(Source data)
"""

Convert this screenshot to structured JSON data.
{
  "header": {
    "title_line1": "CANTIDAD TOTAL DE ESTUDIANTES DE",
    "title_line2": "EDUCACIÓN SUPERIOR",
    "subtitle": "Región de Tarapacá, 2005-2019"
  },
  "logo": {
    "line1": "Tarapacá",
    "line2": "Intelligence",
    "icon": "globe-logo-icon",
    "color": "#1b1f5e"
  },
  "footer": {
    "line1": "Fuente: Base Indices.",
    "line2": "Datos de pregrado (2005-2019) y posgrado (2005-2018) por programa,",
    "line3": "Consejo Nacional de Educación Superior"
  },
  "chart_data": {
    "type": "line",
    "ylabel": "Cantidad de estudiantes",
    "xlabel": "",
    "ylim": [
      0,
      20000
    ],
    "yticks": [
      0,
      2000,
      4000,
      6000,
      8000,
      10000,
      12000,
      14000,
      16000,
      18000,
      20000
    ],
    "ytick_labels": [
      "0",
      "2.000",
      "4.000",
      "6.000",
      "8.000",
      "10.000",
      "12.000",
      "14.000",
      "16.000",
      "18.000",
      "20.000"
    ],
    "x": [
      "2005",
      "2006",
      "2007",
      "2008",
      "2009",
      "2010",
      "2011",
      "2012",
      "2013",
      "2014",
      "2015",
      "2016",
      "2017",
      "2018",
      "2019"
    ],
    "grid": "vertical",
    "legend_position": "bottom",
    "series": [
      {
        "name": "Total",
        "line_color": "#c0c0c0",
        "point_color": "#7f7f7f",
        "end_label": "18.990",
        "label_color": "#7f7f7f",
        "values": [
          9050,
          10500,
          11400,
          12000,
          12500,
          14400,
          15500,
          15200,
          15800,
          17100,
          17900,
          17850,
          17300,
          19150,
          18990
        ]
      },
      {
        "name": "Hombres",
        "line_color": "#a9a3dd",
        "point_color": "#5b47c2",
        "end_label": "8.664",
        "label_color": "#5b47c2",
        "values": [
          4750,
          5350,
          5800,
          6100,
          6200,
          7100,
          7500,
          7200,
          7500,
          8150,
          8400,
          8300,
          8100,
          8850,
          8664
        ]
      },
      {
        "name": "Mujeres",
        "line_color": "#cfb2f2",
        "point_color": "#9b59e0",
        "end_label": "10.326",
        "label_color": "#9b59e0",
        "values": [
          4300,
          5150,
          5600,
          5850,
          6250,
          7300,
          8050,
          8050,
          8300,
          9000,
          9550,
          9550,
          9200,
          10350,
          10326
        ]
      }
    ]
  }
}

"""

What this task involves — Give all the records again. Match them exactly.

Result for this exercise —
Convert this screenshot to structured JSON data.
{
  "header": {
    "title_line1": "CANTIDAD TOTAL DE ESTUDIANTES DE",
    "title_line2": "EDUCACIÓN SUPERIOR",
    "subtitle": "Región de Tarapacá, 2005-2019"
  },
  "logo": {
    "line1": "Tarapacá",
    "line2": "Intelligence",
    "icon": "globe-logo-icon",
    "color": "#1b1f5e"
  },
  "footer": {
    "line1": "Fuente: Base Indices.",
    "line2": "Datos de pregrado (2005-2019) y posgrado (2005-2018) por programa,",
    "line3": "Consejo Nacional de Educación Superior"
  },
  "chart_data": {
    "type": "line",
    "ylabel": "Cantidad de estudiantes",
    "xlabel": "",
    "ylim": [
      0,
      20000
    ],
    "yticks": [
      0,
      2000,
      4000,
      6000,
      8000,
      10000,
      12000,
      14000,
      16000,
      18000,
      20000
    ],
    "ytick_labels": [
      "0",
      "2.000",
      "4.000",
      "6.000",
      "8.000",
      "10.000",
      "12.000",
      "14.000",
      "16.000",
      "18.000",
      "20.000"
    ],
    "x": [
      "2005",
      "2006",
      "2007",
      "2008",
      "2009",
      "2010",
      "2011",
      "2012",
      "2013",
      "2014",
      "2015",
      "2016",
      "2017",
      "2018",
      "2019"
    ],
    "grid": "vertical",
    "legend_position": "bottom",
    "series": [
      {
        "name": "Total",
        "line_color": "#c0c0c0",
        "point_color": "#7f7f7f",
        "end_label": "18.990",
        "label_color": "#7f7f7f",
        "values": [
          9050,
          10500,
          11400,
          12000,
          12500,
          14400,
          15500,
          15200,
          15800,
          17100,
          17900,
          17850,
          17300,
          19150,
          18990
        ]
      },
      {
        "name": "Hombres",
        "line_color": "#a9a3dd",
        "point_color": "#5b47c2",
        "end_label": "8.664",
        "label_color": "#5b47c2",
        "values": [
          4750,
          5350,
          5800,
          6100,
          6200,
          7100,
          7500,
          7200,
          7500,
          8150,
          8400,
          8300,
          8100,
          8850,
          8664
        ]
      },
      {
        "name": "Mujeres",
        "line_color": "#cfb2f2",
        "point_color": "#9b59e0",
        "end_label": "10.326",
        "label_color": "#9b59e0",
        "values": [
          4300,
          5150,
          5600,
          5850,
          6250,
          7300,
          8050,
          8050,
          8300,
          9000,
          9550,
          9550,
          9200,
          10350,
          10326
        ]
      }
    ]
  }
}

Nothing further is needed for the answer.